**Exercise task**
From the listing below, pull out all lines with "Autoridade" in them.

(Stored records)
==*==

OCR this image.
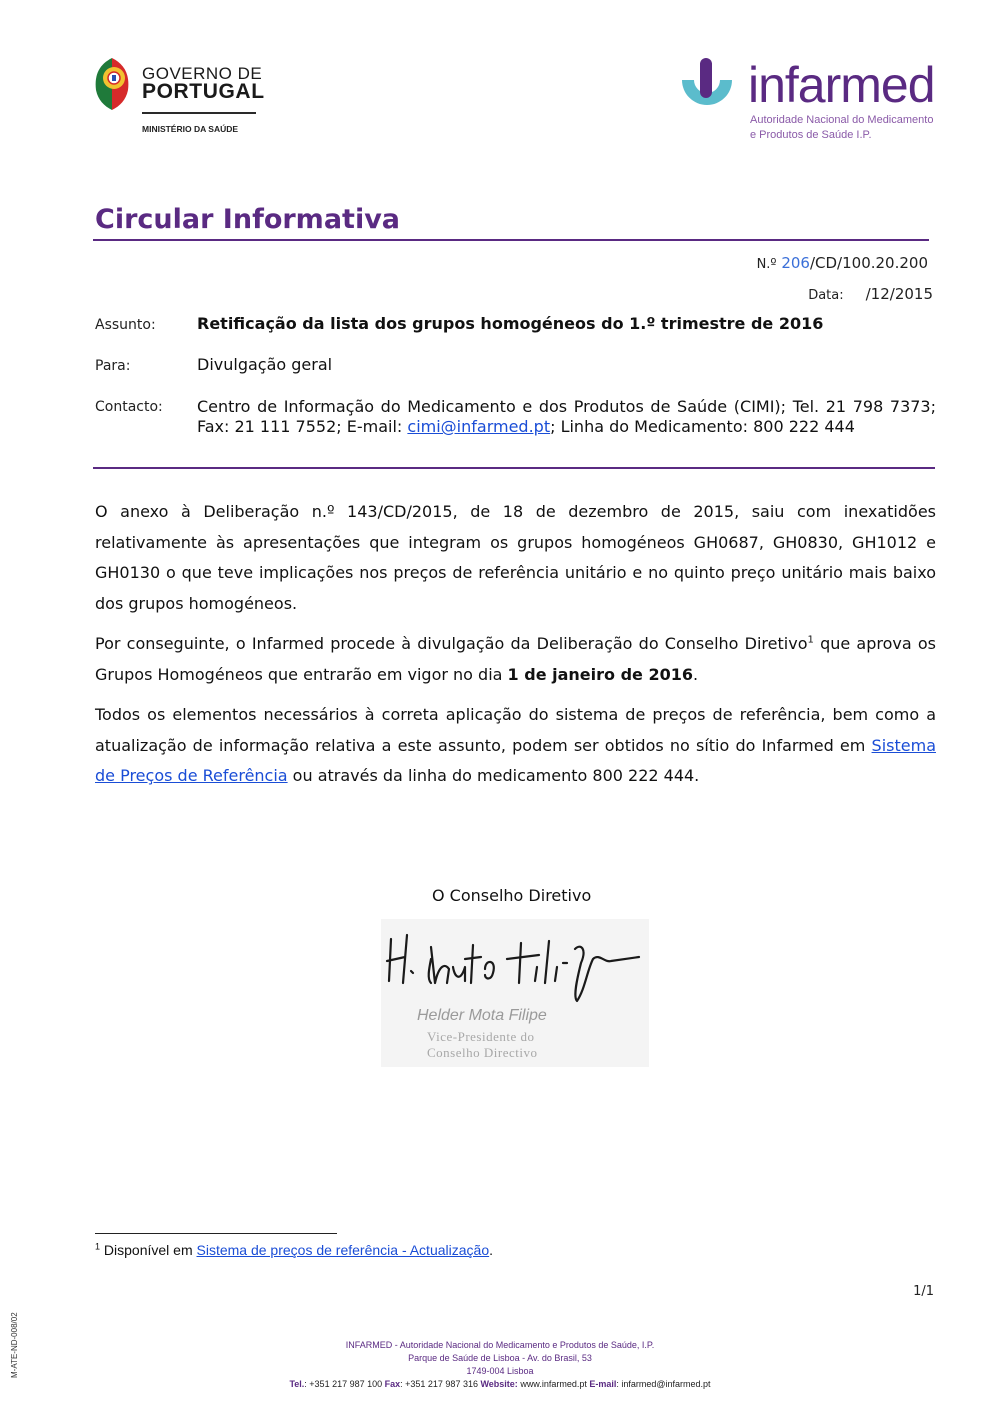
GOVERNO DE
PORTUGAL
MINISTÉRIO DA SAÚDE
infarmed
Autoridade Nacional do Medicamento
e Produtos de Saúde I.P.
Circular Informativa
N.º 206/CD/100.20.200
Data: /12/2015
Assunto:	Retificação da lista dos grupos homogéneos do 1.º trimestre de 2016
Para:	Divulgação geral
Contacto: Centro de Informação do Medicamento e dos Produtos de Saúde (CIMI); Tel. 21 798 7373; Fax: 21 111 7552; E-mail: cimi@infarmed.pt; Linha do Medicamento: 800 222 444
O anexo à Deliberação n.º 143/CD/2015, de 18 de dezembro de 2015, saiu com inexatidões relativamente às apresentações que integram os grupos homogéneos GH0687, GH0830, GH1012 e GH0130 o que teve implicações nos preços de referência unitário e no quinto preço unitário mais baixo dos grupos homogéneos.
Por conseguinte, o Infarmed procede à divulgação da Deliberação do Conselho Diretivo$^1$ que aprova os Grupos Homogéneos que entrarão em vigor no dia 1 de janeiro de 2016.
Todos os elementos necessários à correta aplicação do sistema de preços de referência, bem como a atualização de informação relativa a este assunto, podem ser obtidos no sítio do Infarmed em Sistema de Preços de Referência ou através da linha do medicamento 800 222 444.
O Conselho Diretivo
Helder Mota Filipe
Vice-Presidente do
Conselho Directivo
$^1$ Disponível em Sistema de preços de referência - Actualização.
1/1
M-ATE-ND-008/02	INFARMED - Autoridade Nacional do Medicamento e Produtos de Saúde, I.P.
Parque de Saúde de Lisboa - Av. do Brasil, 53
1749-004 Lisboa
Tel.: +351 217 987 100 Fax: +351 217 987 316 Website: www.infarmed.pt E-mail: infarmed@infarmed.pt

==*==

**Exercise output**
Autoridade Nacional do Medicamento
M-ATE-ND-008/02	INFARMED - Autoridade Nacional do Medicamento e Produtos de Saúde, I.P.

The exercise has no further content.